— start of THE INPUT —
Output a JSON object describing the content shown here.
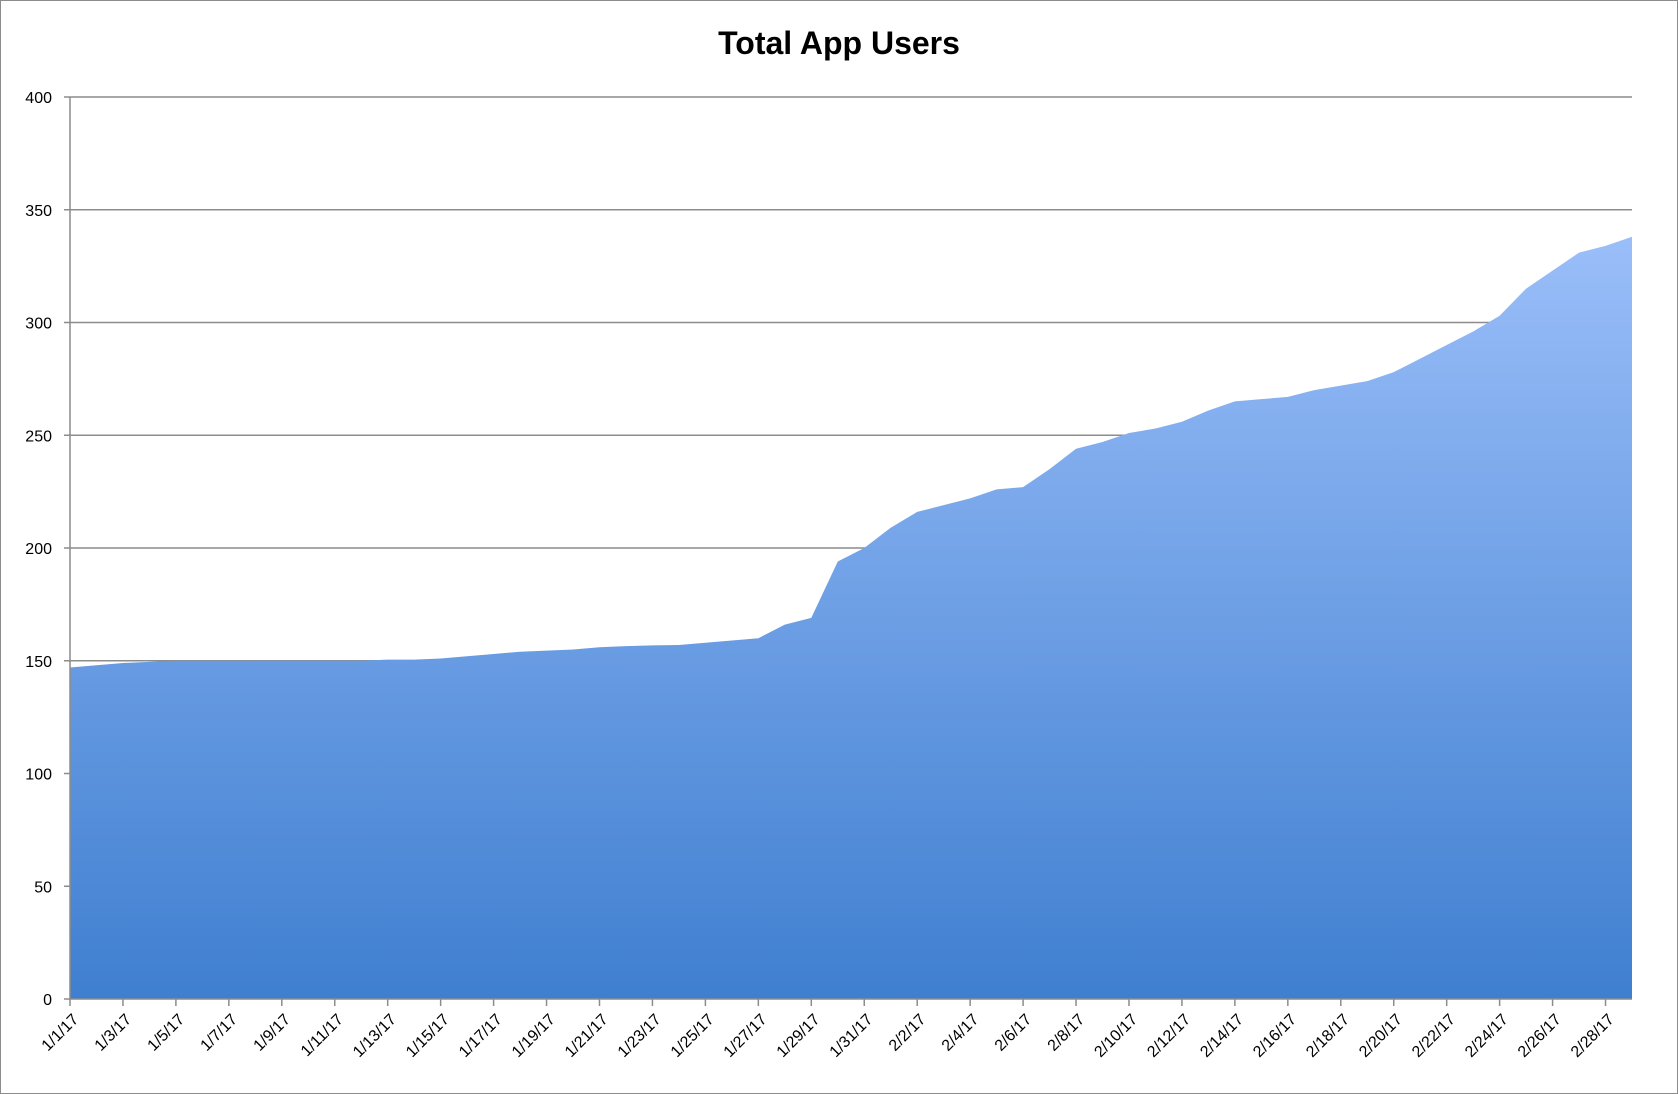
{
  "chart_data": {
    "type": "area",
    "title": "Total App Users",
    "xlabel": "",
    "ylabel": "",
    "ylim": [
      0,
      400
    ],
    "yticks": [
      0,
      50,
      100,
      150,
      200,
      250,
      300,
      350,
      400
    ],
    "grid": true,
    "legend": "none",
    "colors": {
      "fill_top": "#9ABEF9",
      "fill_bottom": "#3F7FD0",
      "grid": "#8C8C8C",
      "axis": "#8C8C8C"
    },
    "x_tick_labels": [
      "1/1/17",
      "1/3/17",
      "1/5/17",
      "1/7/17",
      "1/9/17",
      "1/11/17",
      "1/13/17",
      "1/15/17",
      "1/17/17",
      "1/19/17",
      "1/21/17",
      "1/23/17",
      "1/25/17",
      "1/27/17",
      "1/29/17",
      "1/31/17",
      "2/2/17",
      "2/4/17",
      "2/6/17",
      "2/8/17",
      "2/10/17",
      "2/12/17",
      "2/14/17",
      "2/16/17",
      "2/18/17",
      "2/20/17",
      "2/22/17",
      "2/24/17",
      "2/26/17",
      "2/28/17"
    ],
    "x": [
      "1/1/17",
      "1/2/17",
      "1/3/17",
      "1/4/17",
      "1/5/17",
      "1/6/17",
      "1/7/17",
      "1/8/17",
      "1/9/17",
      "1/10/17",
      "1/11/17",
      "1/12/17",
      "1/13/17",
      "1/14/17",
      "1/15/17",
      "1/16/17",
      "1/17/17",
      "1/18/17",
      "1/19/17",
      "1/20/17",
      "1/21/17",
      "1/22/17",
      "1/23/17",
      "1/24/17",
      "1/25/17",
      "1/26/17",
      "1/27/17",
      "1/28/17",
      "1/29/17",
      "1/30/17",
      "1/31/17",
      "2/1/17",
      "2/2/17",
      "2/3/17",
      "2/4/17",
      "2/5/17",
      "2/6/17",
      "2/7/17",
      "2/8/17",
      "2/9/17",
      "2/10/17",
      "2/11/17",
      "2/12/17",
      "2/13/17",
      "2/14/17",
      "2/15/17",
      "2/16/17",
      "2/17/17",
      "2/18/17",
      "2/19/17",
      "2/20/17",
      "2/21/17",
      "2/22/17",
      "2/23/17",
      "2/24/17",
      "2/25/17",
      "2/26/17",
      "2/27/17",
      "2/28/17",
      "3/1/17"
    ],
    "series": [
      {
        "values": [
          147,
          148,
          149,
          149.5,
          150,
          150,
          150,
          150,
          150,
          150,
          150,
          150,
          150.5,
          150.5,
          151,
          152,
          153,
          154,
          154.5,
          155,
          156,
          156.5,
          156.8,
          157,
          158,
          159,
          160,
          166,
          169,
          194,
          200,
          209,
          216,
          219,
          222,
          226,
          227,
          235,
          244,
          247,
          251,
          253,
          256,
          261,
          265,
          266,
          267,
          270,
          272,
          274,
          278,
          284,
          290,
          296,
          303,
          315,
          323,
          331,
          334,
          338
        ]
      }
    ]
  }
}
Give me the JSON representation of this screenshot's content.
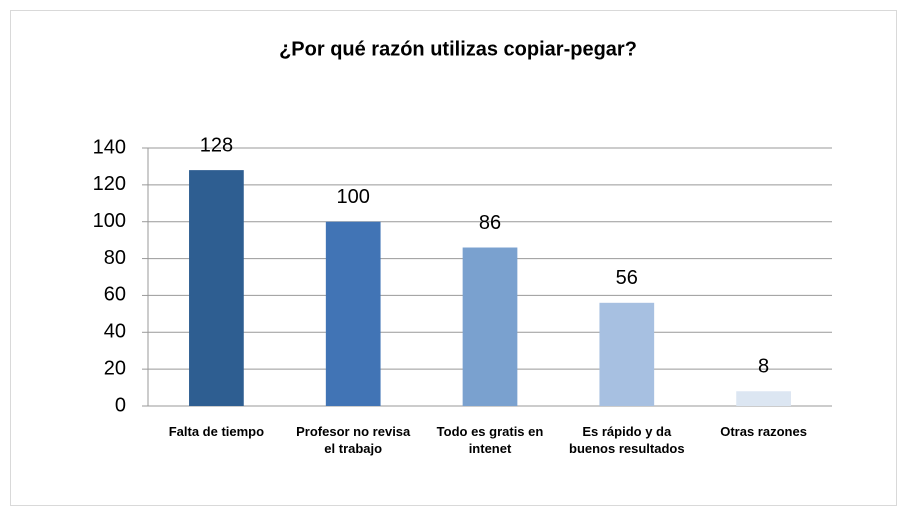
{
  "chart_data": {
    "type": "bar",
    "title": "¿Por qué razón utilizas copiar-pegar?",
    "categories": [
      "Falta de tiempo",
      "Profesor no revisa el trabajo",
      "Todo es gratis en intenet",
      "Es rápido y da buenos resultados",
      "Otras razones"
    ],
    "values": [
      128,
      100,
      86,
      56,
      8
    ],
    "colors": [
      "#2e5e91",
      "#4174b5",
      "#7aa1cf",
      "#a7c0e1",
      "#dce6f2"
    ],
    "ylim": [
      0,
      140
    ],
    "yticks": [
      0,
      20,
      40,
      60,
      80,
      100,
      120,
      140
    ],
    "grid": true
  }
}
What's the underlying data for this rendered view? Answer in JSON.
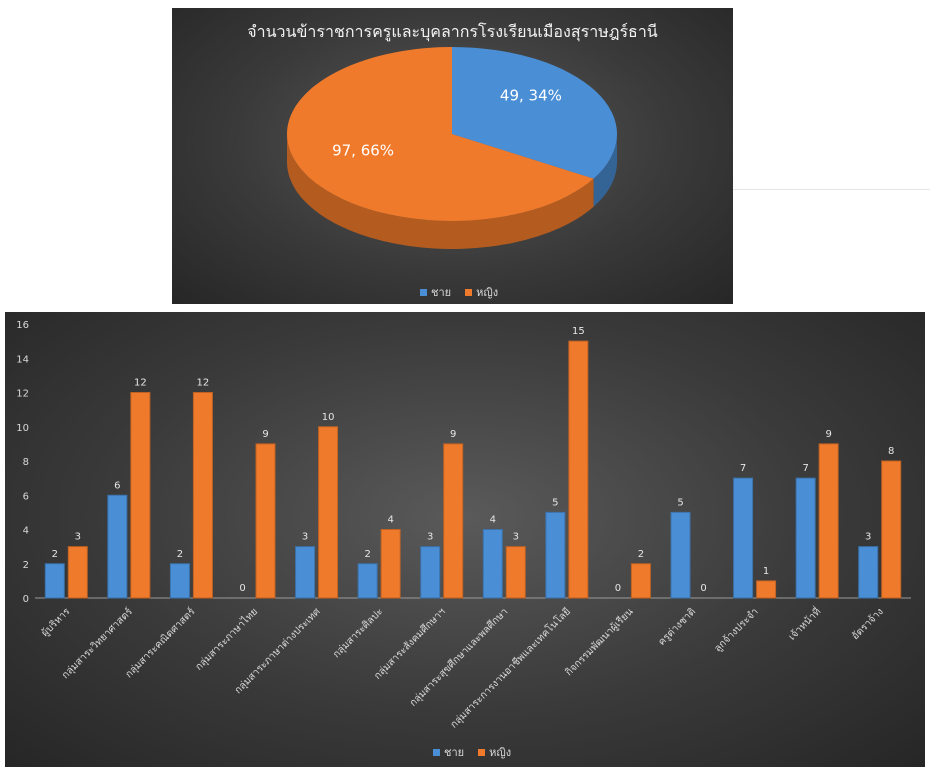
— end of THE INPUT —
Give an exact reproduction of every line, leaving out any picture.

Output a JSON object describing the content shown here.
{
  "chart_data": {
    "type": "area",
    "title": "Total App Users",
    "xlabel": "",
    "ylabel": "",
    "ylim": [
      0,
      400
    ],
    "yticks": [
      0,
      50,
      100,
      150,
      200,
      250,
      300,
      350,
      400
    ],
    "grid": true,
    "legend": "none",
    "colors": {
      "fill_top": "#9ABEF9",
      "fill_bottom": "#3F7FD0",
      "grid": "#8C8C8C",
      "axis": "#8C8C8C"
    },
    "x_tick_labels": [
      "1/1/17",
      "1/3/17",
      "1/5/17",
      "1/7/17",
      "1/9/17",
      "1/11/17",
      "1/13/17",
      "1/15/17",
      "1/17/17",
      "1/19/17",
      "1/21/17",
      "1/23/17",
      "1/25/17",
      "1/27/17",
      "1/29/17",
      "1/31/17",
      "2/2/17",
      "2/4/17",
      "2/6/17",
      "2/8/17",
      "2/10/17",
      "2/12/17",
      "2/14/17",
      "2/16/17",
      "2/18/17",
      "2/20/17",
      "2/22/17",
      "2/24/17",
      "2/26/17",
      "2/28/17"
    ],
    "x": [
      "1/1/17",
      "1/2/17",
      "1/3/17",
      "1/4/17",
      "1/5/17",
      "1/6/17",
      "1/7/17",
      "1/8/17",
      "1/9/17",
      "1/10/17",
      "1/11/17",
      "1/12/17",
      "1/13/17",
      "1/14/17",
      "1/15/17",
      "1/16/17",
      "1/17/17",
      "1/18/17",
      "1/19/17",
      "1/20/17",
      "1/21/17",
      "1/22/17",
      "1/23/17",
      "1/24/17",
      "1/25/17",
      "1/26/17",
      "1/27/17",
      "1/28/17",
      "1/29/17",
      "1/30/17",
      "1/31/17",
      "2/1/17",
      "2/2/17",
      "2/3/17",
      "2/4/17",
      "2/5/17",
      "2/6/17",
      "2/7/17",
      "2/8/17",
      "2/9/17",
      "2/10/17",
      "2/11/17",
      "2/12/17",
      "2/13/17",
      "2/14/17",
      "2/15/17",
      "2/16/17",
      "2/17/17",
      "2/18/17",
      "2/19/17",
      "2/20/17",
      "2/21/17",
      "2/22/17",
      "2/23/17",
      "2/24/17",
      "2/25/17",
      "2/26/17",
      "2/27/17",
      "2/28/17",
      "3/1/17"
    ],
    "series": [
      {
        "values": [
          147,
          148,
          149,
          149.5,
          150,
          150,
          150,
          150,
          150,
          150,
          150,
          150,
          150.5,
          150.5,
          151,
          152,
          153,
          154,
          154.5,
          155,
          156,
          156.5,
          156.8,
          157,
          158,
          159,
          160,
          166,
          169,
          194,
          200,
          209,
          216,
          219,
          222,
          226,
          227,
          235,
          244,
          247,
          251,
          253,
          256,
          261,
          265,
          266,
          267,
          270,
          272,
          274,
          278,
          284,
          290,
          296,
          303,
          315,
          323,
          331,
          334,
          338
        ]
      }
    ]
  }
}
Give me the JSON representation of this screenshot's content.
{
  "chart_data": {
    "type": "bar",
    "title": "¿Por qué razón utilizas copiar-pegar?",
    "categories": [
      "Falta de tiempo",
      "Profesor no revisa el trabajo",
      "Todo es gratis en intenet",
      "Es rápido y da buenos resultados",
      "Otras razones"
    ],
    "values": [
      128,
      100,
      86,
      56,
      8
    ],
    "colors": [
      "#2e5e91",
      "#4174b5",
      "#7aa1cf",
      "#a7c0e1",
      "#dce6f2"
    ],
    "ylim": [
      0,
      140
    ],
    "yticks": [
      0,
      20,
      40,
      60,
      80,
      100,
      120,
      140
    ],
    "grid": true
  }
}
What's the underlying data for this rendered view? Answer in JSON.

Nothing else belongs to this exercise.